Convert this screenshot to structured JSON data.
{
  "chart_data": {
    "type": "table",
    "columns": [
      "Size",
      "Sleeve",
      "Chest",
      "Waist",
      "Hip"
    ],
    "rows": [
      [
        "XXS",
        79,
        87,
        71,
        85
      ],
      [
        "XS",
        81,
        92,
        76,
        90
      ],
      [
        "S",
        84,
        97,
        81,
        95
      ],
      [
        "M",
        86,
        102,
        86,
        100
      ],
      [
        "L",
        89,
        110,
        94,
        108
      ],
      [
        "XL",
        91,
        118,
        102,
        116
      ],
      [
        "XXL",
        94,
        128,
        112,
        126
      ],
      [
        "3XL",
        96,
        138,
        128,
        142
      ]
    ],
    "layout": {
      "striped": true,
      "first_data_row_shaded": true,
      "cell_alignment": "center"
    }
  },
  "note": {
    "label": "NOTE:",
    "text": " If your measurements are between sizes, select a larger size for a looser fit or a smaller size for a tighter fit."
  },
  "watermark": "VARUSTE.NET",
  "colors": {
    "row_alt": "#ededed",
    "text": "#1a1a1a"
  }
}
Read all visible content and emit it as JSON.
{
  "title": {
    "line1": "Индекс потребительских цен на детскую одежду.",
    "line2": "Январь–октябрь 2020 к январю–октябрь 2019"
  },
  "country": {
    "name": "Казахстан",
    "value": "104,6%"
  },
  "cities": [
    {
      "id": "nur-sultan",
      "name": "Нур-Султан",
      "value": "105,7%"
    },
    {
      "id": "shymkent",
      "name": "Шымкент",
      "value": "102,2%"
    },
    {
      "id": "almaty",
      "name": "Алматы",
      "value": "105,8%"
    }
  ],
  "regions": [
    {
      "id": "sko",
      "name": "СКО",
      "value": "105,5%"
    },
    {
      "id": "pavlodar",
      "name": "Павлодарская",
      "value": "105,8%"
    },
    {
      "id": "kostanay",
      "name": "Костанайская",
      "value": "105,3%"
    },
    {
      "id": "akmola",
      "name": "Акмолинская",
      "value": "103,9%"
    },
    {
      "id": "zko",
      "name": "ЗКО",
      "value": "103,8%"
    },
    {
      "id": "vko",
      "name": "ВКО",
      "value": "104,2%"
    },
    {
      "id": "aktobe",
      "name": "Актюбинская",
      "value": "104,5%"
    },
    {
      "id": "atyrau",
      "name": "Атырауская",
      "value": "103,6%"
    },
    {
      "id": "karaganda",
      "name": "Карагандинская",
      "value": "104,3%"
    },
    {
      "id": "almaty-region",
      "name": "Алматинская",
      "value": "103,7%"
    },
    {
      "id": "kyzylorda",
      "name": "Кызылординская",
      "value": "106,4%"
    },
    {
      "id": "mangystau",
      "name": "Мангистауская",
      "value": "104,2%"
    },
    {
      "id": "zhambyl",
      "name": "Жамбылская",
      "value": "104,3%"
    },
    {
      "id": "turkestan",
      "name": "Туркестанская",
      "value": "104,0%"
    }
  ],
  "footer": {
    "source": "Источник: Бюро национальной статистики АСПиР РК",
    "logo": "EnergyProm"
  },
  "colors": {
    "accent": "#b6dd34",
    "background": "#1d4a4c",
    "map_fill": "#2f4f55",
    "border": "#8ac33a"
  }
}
■ ■ ■
__REQUIREMENT__. Your task is to output all of the data above word for word.

__PROBLEM SOLUTION__.
Convert this screenshot to structured JSON data.
{
  "chart_data": {
    "type": "table",
    "columns": [
      "Size",
      "Sleeve",
      "Chest",
      "Waist",
      "Hip"
    ],
    "rows": [
      [
        "XXS",
        79,
        87,
        71,
        85
      ],
      [
        "XS",
        81,
        92,
        76,
        90
      ],
      [
        "S",
        84,
        97,
        81,
        95
      ],
      [
        "M",
        86,
        102,
        86,
        100
      ],
      [
        "L",
        89,
        110,
        94,
        108
      ],
      [
        "XL",
        91,
        118,
        102,
        116
      ],
      [
        "XXL",
        94,
        128,
        112,
        126
      ],
      [
        "3XL",
        96,
        138,
        128,
        142
      ]
    ],
    "layout": {
      "striped": true,
      "first_data_row_shaded": true,
      "cell_alignment": "center"
    }
  },
  "note": {
    "label": "NOTE:",
    "text": " If your measurements are between sizes, select a larger size for a looser fit or a smaller size for a tighter fit."
  },
  "watermark": "VARUSTE.NET",
  "colors": {
    "row_alt": "#ededed",
    "text": "#1a1a1a"
  }
}
Read all visible content and emit it as JSON.
{
  "title": {
    "line1": "Индекс потребительских цен на детскую одежду.",
    "line2": "Январь–октябрь 2020 к январю–октябрь 2019"
  },
  "country": {
    "name": "Казахстан",
    "value": "104,6%"
  },
  "cities": [
    {
      "id": "nur-sultan",
      "name": "Нур-Султан",
      "value": "105,7%"
    },
    {
      "id": "shymkent",
      "name": "Шымкент",
      "value": "102,2%"
    },
    {
      "id": "almaty",
      "name": "Алматы",
      "value": "105,8%"
    }
  ],
  "regions": [
    {
      "id": "sko",
      "name": "СКО",
      "value": "105,5%"
    },
    {
      "id": "pavlodar",
      "name": "Павлодарская",
      "value": "105,8%"
    },
    {
      "id": "kostanay",
      "name": "Костанайская",
      "value": "105,3%"
    },
    {
      "id": "akmola",
      "name": "Акмолинская",
      "value": "103,9%"
    },
    {
      "id": "zko",
      "name": "ЗКО",
      "value": "103,8%"
    },
    {
      "id": "vko",
      "name": "ВКО",
      "value": "104,2%"
    },
    {
      "id": "aktobe",
      "name": "Актюбинская",
      "value": "104,5%"
    },
    {
      "id": "atyrau",
      "name": "Атырауская",
      "value": "103,6%"
    },
    {
      "id": "karaganda",
      "name": "Карагандинская",
      "value": "104,3%"
    },
    {
      "id": "almaty-region",
      "name": "Алматинская",
      "value": "103,7%"
    },
    {
      "id": "kyzylorda",
      "name": "Кызылординская",
      "value": "106,4%"
    },
    {
      "id": "mangystau",
      "name": "Мангистауская",
      "value": "104,2%"
    },
    {
      "id": "zhambyl",
      "name": "Жамбылская",
      "value": "104,3%"
    },
    {
      "id": "turkestan",
      "name": "Туркестанская",
      "value": "104,0%"
    }
  ],
  "footer": {
    "source": "Источник: Бюро национальной статистики АСПиР РК",
    "logo": "EnergyProm"
  },
  "colors": {
    "accent": "#b6dd34",
    "background": "#1d4a4c",
    "map_fill": "#2f4f55",
    "border": "#8ac33a"
  }
}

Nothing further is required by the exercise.